The problem: Find the lines holding "ευρωπαϊκές" and copy them.

Stored items

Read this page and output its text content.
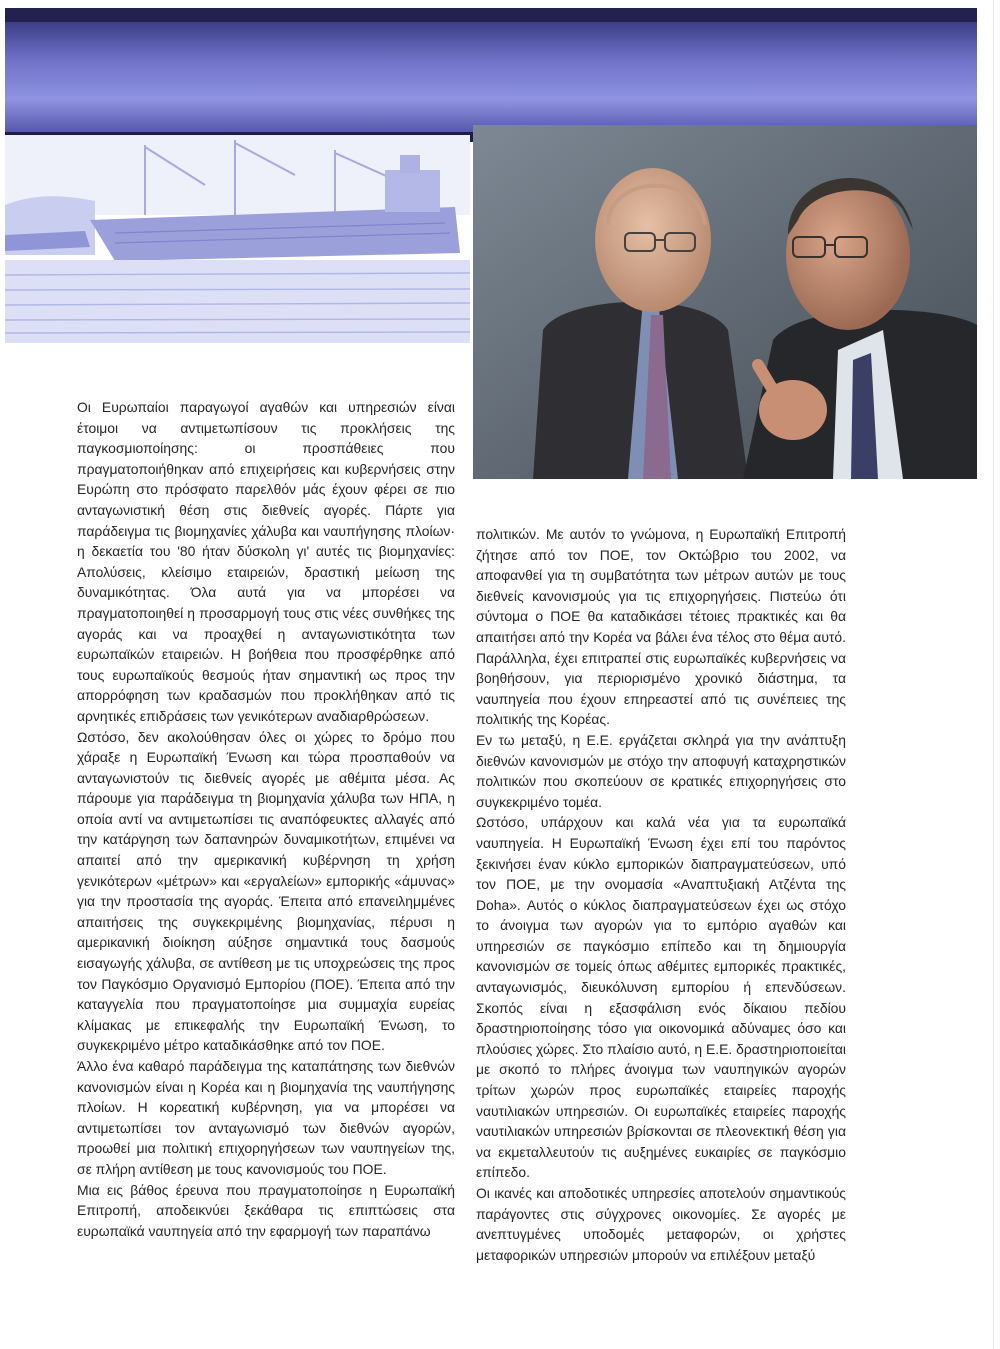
Οι Ευρωπαίοι παραγωγοί αγαθών και υπηρεσιών είναι έτοιμοι να αντιμετωπίσουν τις προκλήσεις της παγκοσμιοποίησης: οι προσπάθειες που πραγματοποιήθηκαν από επιχειρήσεις και κυβερνήσεις στην Ευρώπη στο πρόσφατο παρελθόν μάς έχουν φέρει σε πιο ανταγωνιστική θέση στις διεθνείς αγορές. Πάρτε για παράδειγμα τις βιομηχανίες χάλυβα και ναυπήγησης πλοίων· η δεκαετία του '80 ήταν δύσκολη γι' αυτές τις βιομηχανίες: Απολύσεις, κλείσιμο εταιρειών, δραστική μείωση της δυναμικότητας. Όλα αυτά για να μπορέσει να πραγματοποιηθεί η προσαρμογή τους στις νέες συνθήκες της αγοράς και να προαχθεί η ανταγωνιστικότητα των ευρωπαϊκών εταιρειών. Η βοήθεια που προσφέρθηκε από τους ευρωπαϊκούς θεσμούς ήταν σημαντική ως προς την απορρόφηση των κραδασμών που προκλήθηκαν από τις αρνητικές επιδράσεις των γενικότερων αναδιαρθρώσεων.

Ωστόσο, δεν ακολούθησαν όλες οι χώρες το δρόμο που χάραξε η Ευρωπαϊκή Ένωση και τώρα προσπαθούν να ανταγωνιστούν τις διεθνείς αγορές με αθέμιτα μέσα. Ας πάρουμε για παράδειγμα τη βιομηχανία χάλυβα των ΗΠΑ, η οποία αντί να αντιμετωπίσει τις αναπόφευκτες αλλαγές από την κατάργηση των δαπανηρών δυναμικοτήτων, επιμένει να απαιτεί από την αμερικανική κυβέρνηση τη χρήση γενικότερων «μέτρων» και «εργαλείων» εμπορικής «άμυνας» για την προστασία της αγοράς. Έπειτα από επανειλημμένες απαιτήσεις της συγκεκριμένης βιομηχανίας, πέρυσι η αμερικανική διοίκηση αύξησε σημαντικά τους δασμούς εισαγωγής χάλυβα, σε αντίθεση με τις υποχρεώσεις της προς τον Παγκόσμιο Οργανισμό Εμπορίου (ΠΟΕ). Έπειτα από την καταγγελία που πραγματοποίησε μια συμμαχία ευρείας κλίμακας με επικεφαλής την Ευρωπαϊκή Ένωση, το συγκεκριμένο μέτρο καταδικάσθηκε από τον ΠΟΕ.

Άλλο ένα καθαρό παράδειγμα της καταπάτησης των διεθνών κανονισμών είναι η Κορέα και η βιομηχανία της ναυπήγησης πλοίων. Η κορεατική κυβέρνηση, για να μπορέσει να αντιμετωπίσει τον ανταγωνισμό των διεθνών αγορών, προωθεί μια πολιτική επιχορηγήσεων των ναυπηγείων της, σε πλήρη αντίθεση με τους κανονισμούς του ΠΟΕ.

Μια εις βάθος έρευνα που πραγματοποίησε η Ευρωπαϊκή Επιτροπή, αποδεικνύει ξεκάθαρα τις επιπτώσεις στα ευρωπαϊκά ναυπηγεία από την εφαρμογή των παραπάνω

πολιτικών. Με αυτόν το γνώμονα, η Ευρωπαϊκή Επιτροπή ζήτησε από τον ΠΟΕ, τον Οκτώβριο του 2002, να αποφανθεί για τη συμβατότητα των μέτρων αυτών με τους διεθνείς κανονισμούς για τις επιχορηγήσεις. Πιστεύω ότι σύντομα ο ΠΟΕ θα καταδικάσει τέτοιες πρακτικές και θα απαιτήσει από την Κορέα να βάλει ένα τέλος στο θέμα αυτό. Παράλληλα, έχει επιτραπεί στις ευρωπαϊκές κυβερνήσεις να βοηθήσουν, για περιορισμένο χρονικό διάστημα, τα ναυπηγεία που έχουν επηρεαστεί από τις συνέπειες της πολιτικής της Κορέας.

Εν τω μεταξύ, η Ε.Ε. εργάζεται σκληρά για την ανάπτυξη διεθνών κανονισμών με στόχο την αποφυγή καταχρηστικών πολιτικών που σκοπεύουν σε κρατικές επιχορηγήσεις στο συγκεκριμένο τομέα.

Ωστόσο, υπάρχουν και καλά νέα για τα ευρωπαϊκά ναυπηγεία. Η Ευρωπαϊκή Ένωση έχει επί του παρόντος ξεκινήσει έναν κύκλο εμπορικών διαπραγματεύσεων, υπό τον ΠΟΕ, με την ονομασία «Αναπτυξιακή Ατζέντα της Doha». Αυτός ο κύκλος διαπραγματεύσεων έχει ως στόχο το άνοιγμα των αγορών για το εμπόριο αγαθών και υπηρεσιών σε παγκόσμιο επίπεδο και τη δημιουργία κανονισμών σε τομείς όπως αθέμιτες εμπορικές πρακτικές, ανταγωνισμός, διευκόλυνση εμπορίου ή επενδύσεων. Σκοπός είναι η εξασφάλιση ενός δίκαιου πεδίου δραστηριοποίησης τόσο για οικονομικά αδύναμες όσο και πλούσιες χώρες. Στο πλαίσιο αυτό, η Ε.Ε. δραστηριοποιείται με σκοπό το πλήρες άνοιγμα των ναυπηγικών αγορών τρίτων χωρών προς ευρωπαϊκές εταιρείες παροχής ναυτιλιακών υπηρεσιών. Οι ευρωπαϊκές εταιρείες παροχής ναυτιλιακών υπηρεσιών βρίσκονται σε πλεονεκτική θέση για να εκμεταλλευτούν τις αυξημένες ευκαιρίες σε παγκόσμιο επίπεδο.

Οι ικανές και αποδοτικές υπηρεσίες αποτελούν σημαντικούς παράγοντες στις σύγχρονες οικονομίες. Σε αγορές με ανεπτυγμένες υποδομές μεταφορών, οι χρήστες μεταφορικών υπηρεσιών μπορούν να επιλέξουν μεταξύ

Exercise output:
πολιτικών. Με αυτόν το γνώμονα, η Ευρωπαϊκή Επιτροπή ζήτησε από τον ΠΟΕ, τον Οκτώβριο του 2002, να αποφανθεί για τη συμβατότητα των μέτρων αυτών με τους διεθνείς κανονισμούς για τις επιχορηγήσεις. Πιστεύω ότι σύντομα ο ΠΟΕ θα καταδικάσει τέτοιες πρακτικές και θα απαιτήσει από την Κορέα να βάλει ένα τέλος στο θέμα αυτό. Παράλληλα, έχει επιτραπεί στις ευρωπαϊκές κυβερνήσεις να βοηθήσουν, για περιορισμένο χρονικό διάστημα, τα ναυπηγεία που έχουν επηρεαστεί από τις συνέπειες της πολιτικής της Κορέας.
Ωστόσο, υπάρχουν και καλά νέα για τα ευρωπαϊκά ναυπηγεία. Η Ευρωπαϊκή Ένωση έχει επί του παρόντος ξεκινήσει έναν κύκλο εμπορικών διαπραγματεύσεων, υπό τον ΠΟΕ, με την ονομασία «Αναπτυξιακή Ατζέντα της Doha». Αυτός ο κύκλος διαπραγματεύσεων έχει ως στόχο το άνοιγμα των αγορών για το εμπόριο αγαθών και υπηρεσιών σε παγκόσμιο επίπεδο και τη δημιουργία κανονισμών σε τομείς όπως αθέμιτες εμπορικές πρακτικές, ανταγωνισμός, διευκόλυνση εμπορίου ή επενδύσεων. Σκοπός είναι η εξασφάλιση ενός δίκαιου πεδίου δραστηριοποίησης τόσο για οικονομικά αδύναμες όσο και πλούσιες χώρες. Στο πλαίσιο αυτό, η Ε.Ε. δραστηριοποιείται με σκοπό το πλήρες άνοιγμα των ναυπηγικών αγορών τρίτων χωρών προς ευρωπαϊκές εταιρείες παροχής ναυτιλιακών υπηρεσιών. Οι ευρωπαϊκές εταιρείες παροχής ναυτιλιακών υπηρεσιών βρίσκονται σε πλεονεκτική θέση για να εκμεταλλευτούν τις αυξημένες ευκαιρίες σε παγκόσμιο επίπεδο.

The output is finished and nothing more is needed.